## Requirements
Copy out the listing that follows, exact in every word, and skip the images.

[Extracted records]
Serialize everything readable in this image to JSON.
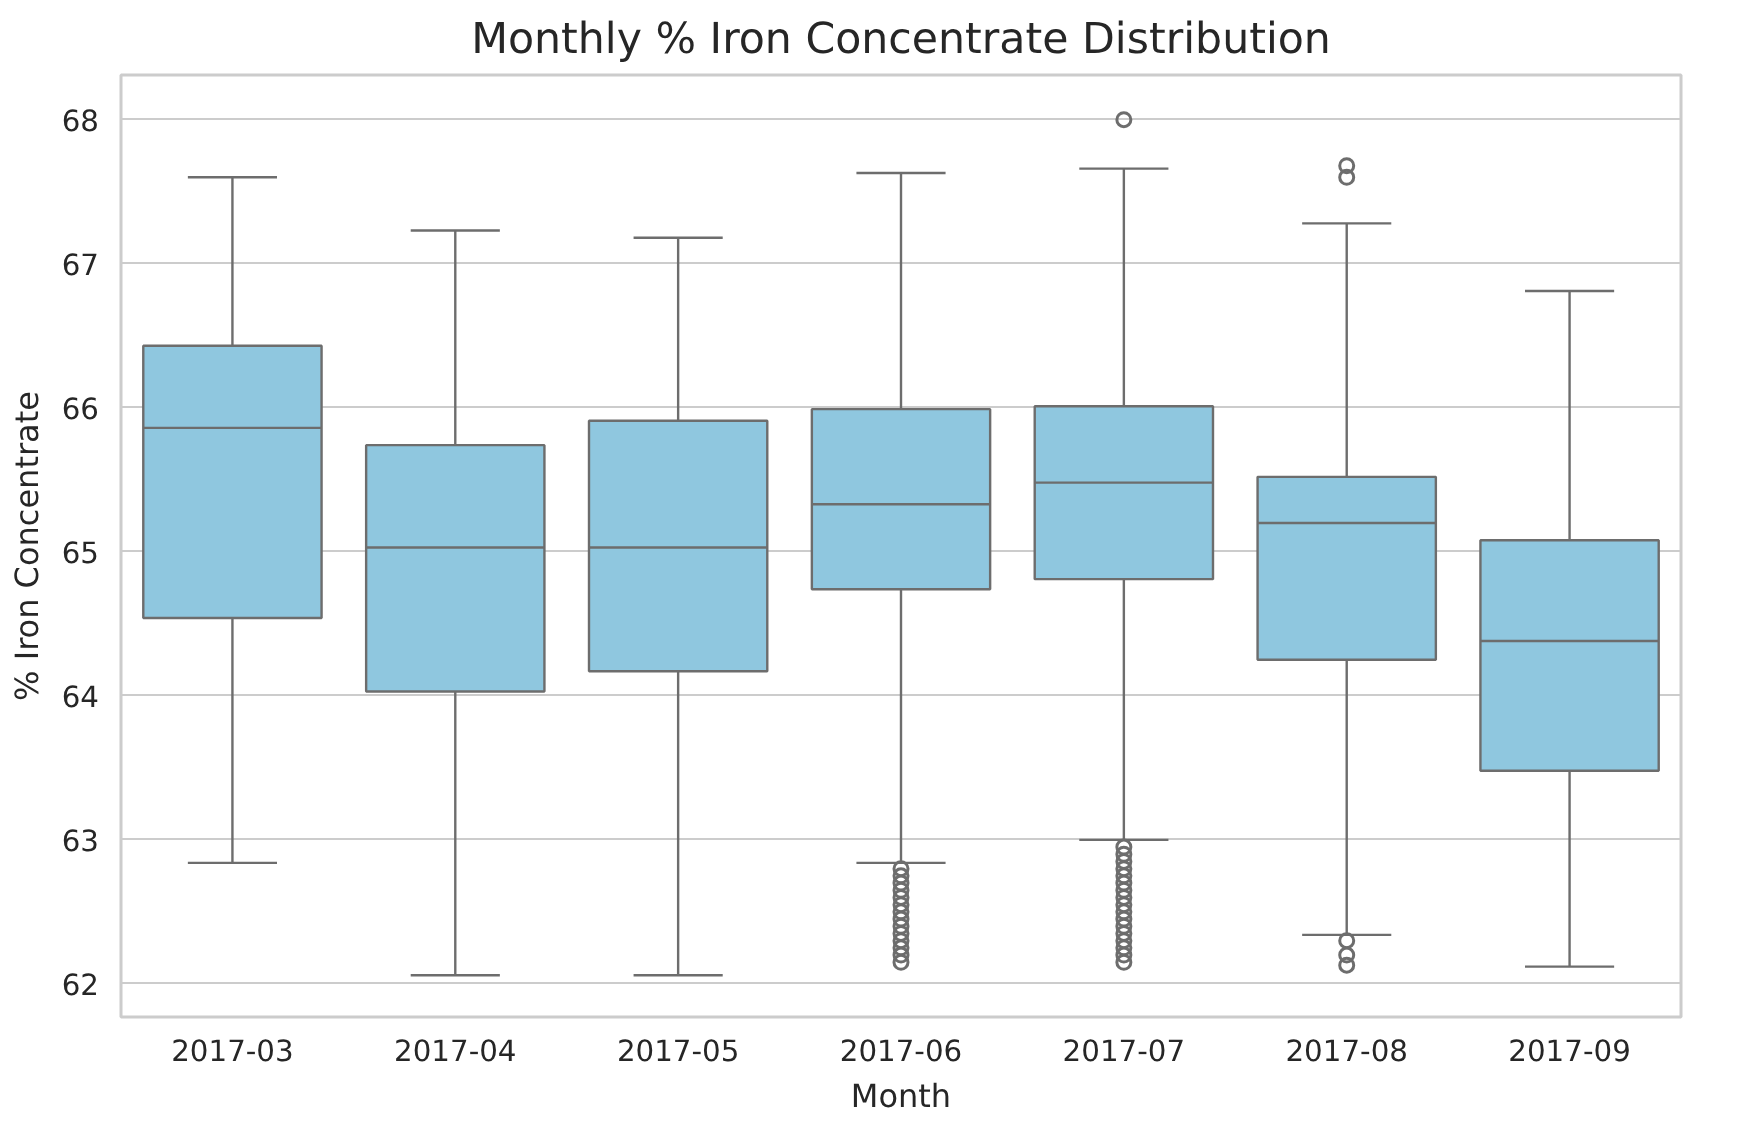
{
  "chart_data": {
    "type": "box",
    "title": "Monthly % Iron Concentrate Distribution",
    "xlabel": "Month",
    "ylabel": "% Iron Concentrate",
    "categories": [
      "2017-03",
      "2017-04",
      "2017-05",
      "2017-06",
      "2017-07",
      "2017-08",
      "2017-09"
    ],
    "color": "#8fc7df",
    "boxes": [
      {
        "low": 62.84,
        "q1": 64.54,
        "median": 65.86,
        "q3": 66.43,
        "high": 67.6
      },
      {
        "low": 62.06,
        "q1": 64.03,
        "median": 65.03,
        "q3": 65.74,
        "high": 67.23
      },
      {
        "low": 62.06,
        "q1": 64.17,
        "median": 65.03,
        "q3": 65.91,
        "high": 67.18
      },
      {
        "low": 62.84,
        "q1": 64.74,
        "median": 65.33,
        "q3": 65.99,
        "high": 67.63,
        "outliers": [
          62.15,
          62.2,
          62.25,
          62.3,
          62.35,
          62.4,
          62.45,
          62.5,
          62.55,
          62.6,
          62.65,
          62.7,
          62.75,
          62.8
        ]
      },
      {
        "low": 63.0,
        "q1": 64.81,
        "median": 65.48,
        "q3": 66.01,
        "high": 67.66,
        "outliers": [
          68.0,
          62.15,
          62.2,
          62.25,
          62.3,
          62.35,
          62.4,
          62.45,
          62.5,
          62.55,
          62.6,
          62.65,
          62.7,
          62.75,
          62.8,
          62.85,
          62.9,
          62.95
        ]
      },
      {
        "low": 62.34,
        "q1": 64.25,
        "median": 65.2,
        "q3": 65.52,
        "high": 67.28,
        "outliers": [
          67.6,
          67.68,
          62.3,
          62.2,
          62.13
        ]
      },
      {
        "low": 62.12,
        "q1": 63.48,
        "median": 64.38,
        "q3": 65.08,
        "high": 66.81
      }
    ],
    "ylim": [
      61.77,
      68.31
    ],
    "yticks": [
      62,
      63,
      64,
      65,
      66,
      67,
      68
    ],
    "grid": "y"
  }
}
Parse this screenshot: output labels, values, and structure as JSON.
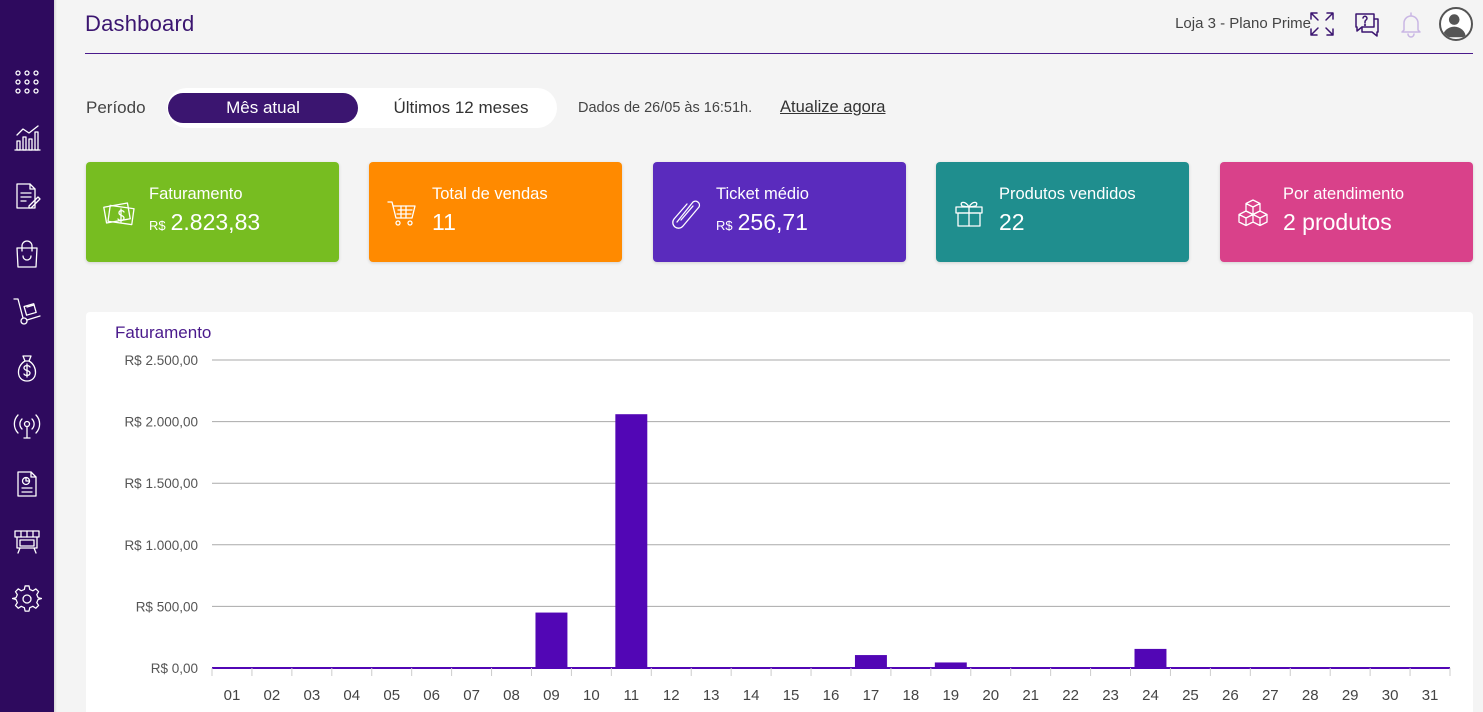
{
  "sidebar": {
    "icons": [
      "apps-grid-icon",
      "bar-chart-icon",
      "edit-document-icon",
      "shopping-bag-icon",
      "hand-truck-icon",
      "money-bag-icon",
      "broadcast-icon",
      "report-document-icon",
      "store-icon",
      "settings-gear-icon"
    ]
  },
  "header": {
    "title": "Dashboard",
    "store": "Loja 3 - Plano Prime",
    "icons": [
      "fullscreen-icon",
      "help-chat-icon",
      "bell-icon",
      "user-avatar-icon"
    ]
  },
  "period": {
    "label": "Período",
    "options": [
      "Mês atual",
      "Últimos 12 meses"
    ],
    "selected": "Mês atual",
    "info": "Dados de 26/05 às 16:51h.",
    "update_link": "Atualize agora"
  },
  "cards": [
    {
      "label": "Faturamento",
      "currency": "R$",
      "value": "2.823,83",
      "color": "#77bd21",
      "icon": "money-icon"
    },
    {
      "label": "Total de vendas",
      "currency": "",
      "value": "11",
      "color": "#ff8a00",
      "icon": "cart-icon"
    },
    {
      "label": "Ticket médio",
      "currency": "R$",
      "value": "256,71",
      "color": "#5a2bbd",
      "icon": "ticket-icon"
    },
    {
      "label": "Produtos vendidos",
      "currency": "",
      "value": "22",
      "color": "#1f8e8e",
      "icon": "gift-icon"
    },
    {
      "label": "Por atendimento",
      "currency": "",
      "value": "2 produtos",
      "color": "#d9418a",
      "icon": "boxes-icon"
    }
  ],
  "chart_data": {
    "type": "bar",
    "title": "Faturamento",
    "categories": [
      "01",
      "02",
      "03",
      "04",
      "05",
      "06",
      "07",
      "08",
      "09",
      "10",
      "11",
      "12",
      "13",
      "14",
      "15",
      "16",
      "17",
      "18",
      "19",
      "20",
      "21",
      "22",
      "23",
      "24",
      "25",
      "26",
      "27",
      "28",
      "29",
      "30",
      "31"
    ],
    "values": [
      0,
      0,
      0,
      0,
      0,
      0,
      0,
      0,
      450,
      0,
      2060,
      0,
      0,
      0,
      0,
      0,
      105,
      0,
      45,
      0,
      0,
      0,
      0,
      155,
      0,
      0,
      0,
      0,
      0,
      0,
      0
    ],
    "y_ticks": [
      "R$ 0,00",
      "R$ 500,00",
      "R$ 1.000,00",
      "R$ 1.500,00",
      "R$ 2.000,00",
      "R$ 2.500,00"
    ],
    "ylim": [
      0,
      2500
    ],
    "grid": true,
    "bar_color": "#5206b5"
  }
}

## Written answer
Serialize everything readable in this image to JSON.
{
  "chart_data": {
    "type": "box",
    "title": "Monthly % Iron Concentrate Distribution",
    "xlabel": "Month",
    "ylabel": "% Iron Concentrate",
    "categories": [
      "2017-03",
      "2017-04",
      "2017-05",
      "2017-06",
      "2017-07",
      "2017-08",
      "2017-09"
    ],
    "color": "#8fc7df",
    "boxes": [
      {
        "low": 62.84,
        "q1": 64.54,
        "median": 65.86,
        "q3": 66.43,
        "high": 67.6
      },
      {
        "low": 62.06,
        "q1": 64.03,
        "median": 65.03,
        "q3": 65.74,
        "high": 67.23
      },
      {
        "low": 62.06,
        "q1": 64.17,
        "median": 65.03,
        "q3": 65.91,
        "high": 67.18
      },
      {
        "low": 62.84,
        "q1": 64.74,
        "median": 65.33,
        "q3": 65.99,
        "high": 67.63,
        "outliers": [
          62.15,
          62.2,
          62.25,
          62.3,
          62.35,
          62.4,
          62.45,
          62.5,
          62.55,
          62.6,
          62.65,
          62.7,
          62.75,
          62.8
        ]
      },
      {
        "low": 63.0,
        "q1": 64.81,
        "median": 65.48,
        "q3": 66.01,
        "high": 67.66,
        "outliers": [
          68.0,
          62.15,
          62.2,
          62.25,
          62.3,
          62.35,
          62.4,
          62.45,
          62.5,
          62.55,
          62.6,
          62.65,
          62.7,
          62.75,
          62.8,
          62.85,
          62.9,
          62.95
        ]
      },
      {
        "low": 62.34,
        "q1": 64.25,
        "median": 65.2,
        "q3": 65.52,
        "high": 67.28,
        "outliers": [
          67.6,
          67.68,
          62.3,
          62.2,
          62.13
        ]
      },
      {
        "low": 62.12,
        "q1": 63.48,
        "median": 64.38,
        "q3": 65.08,
        "high": 66.81
      }
    ],
    "ylim": [
      61.77,
      68.31
    ],
    "yticks": [
      62,
      63,
      64,
      65,
      66,
      67,
      68
    ],
    "grid": "y"
  }
}
Parse this screenshot: output labels, values, and structure as JSON.
{
  "sidebar": {
    "icons": [
      "apps-grid-icon",
      "bar-chart-icon",
      "edit-document-icon",
      "shopping-bag-icon",
      "hand-truck-icon",
      "money-bag-icon",
      "broadcast-icon",
      "report-document-icon",
      "store-icon",
      "settings-gear-icon"
    ]
  },
  "header": {
    "title": "Dashboard",
    "store": "Loja 3 - Plano Prime",
    "icons": [
      "fullscreen-icon",
      "help-chat-icon",
      "bell-icon",
      "user-avatar-icon"
    ]
  },
  "period": {
    "label": "Período",
    "options": [
      "Mês atual",
      "Últimos 12 meses"
    ],
    "selected": "Mês atual",
    "info": "Dados de 26/05 às 16:51h.",
    "update_link": "Atualize agora"
  },
  "cards": [
    {
      "label": "Faturamento",
      "currency": "R$",
      "value": "2.823,83",
      "color": "#77bd21",
      "icon": "money-icon"
    },
    {
      "label": "Total de vendas",
      "currency": "",
      "value": "11",
      "color": "#ff8a00",
      "icon": "cart-icon"
    },
    {
      "label": "Ticket médio",
      "currency": "R$",
      "value": "256,71",
      "color": "#5a2bbd",
      "icon": "ticket-icon"
    },
    {
      "label": "Produtos vendidos",
      "currency": "",
      "value": "22",
      "color": "#1f8e8e",
      "icon": "gift-icon"
    },
    {
      "label": "Por atendimento",
      "currency": "",
      "value": "2 produtos",
      "color": "#d9418a",
      "icon": "boxes-icon"
    }
  ],
  "chart_data": {
    "type": "bar",
    "title": "Faturamento",
    "categories": [
      "01",
      "02",
      "03",
      "04",
      "05",
      "06",
      "07",
      "08",
      "09",
      "10",
      "11",
      "12",
      "13",
      "14",
      "15",
      "16",
      "17",
      "18",
      "19",
      "20",
      "21",
      "22",
      "23",
      "24",
      "25",
      "26",
      "27",
      "28",
      "29",
      "30",
      "31"
    ],
    "values": [
      0,
      0,
      0,
      0,
      0,
      0,
      0,
      0,
      450,
      0,
      2060,
      0,
      0,
      0,
      0,
      0,
      105,
      0,
      45,
      0,
      0,
      0,
      0,
      155,
      0,
      0,
      0,
      0,
      0,
      0,
      0
    ],
    "y_ticks": [
      "R$ 0,00",
      "R$ 500,00",
      "R$ 1.000,00",
      "R$ 1.500,00",
      "R$ 2.000,00",
      "R$ 2.500,00"
    ],
    "ylim": [
      0,
      2500
    ],
    "grid": true,
    "bar_color": "#5206b5"
  }
}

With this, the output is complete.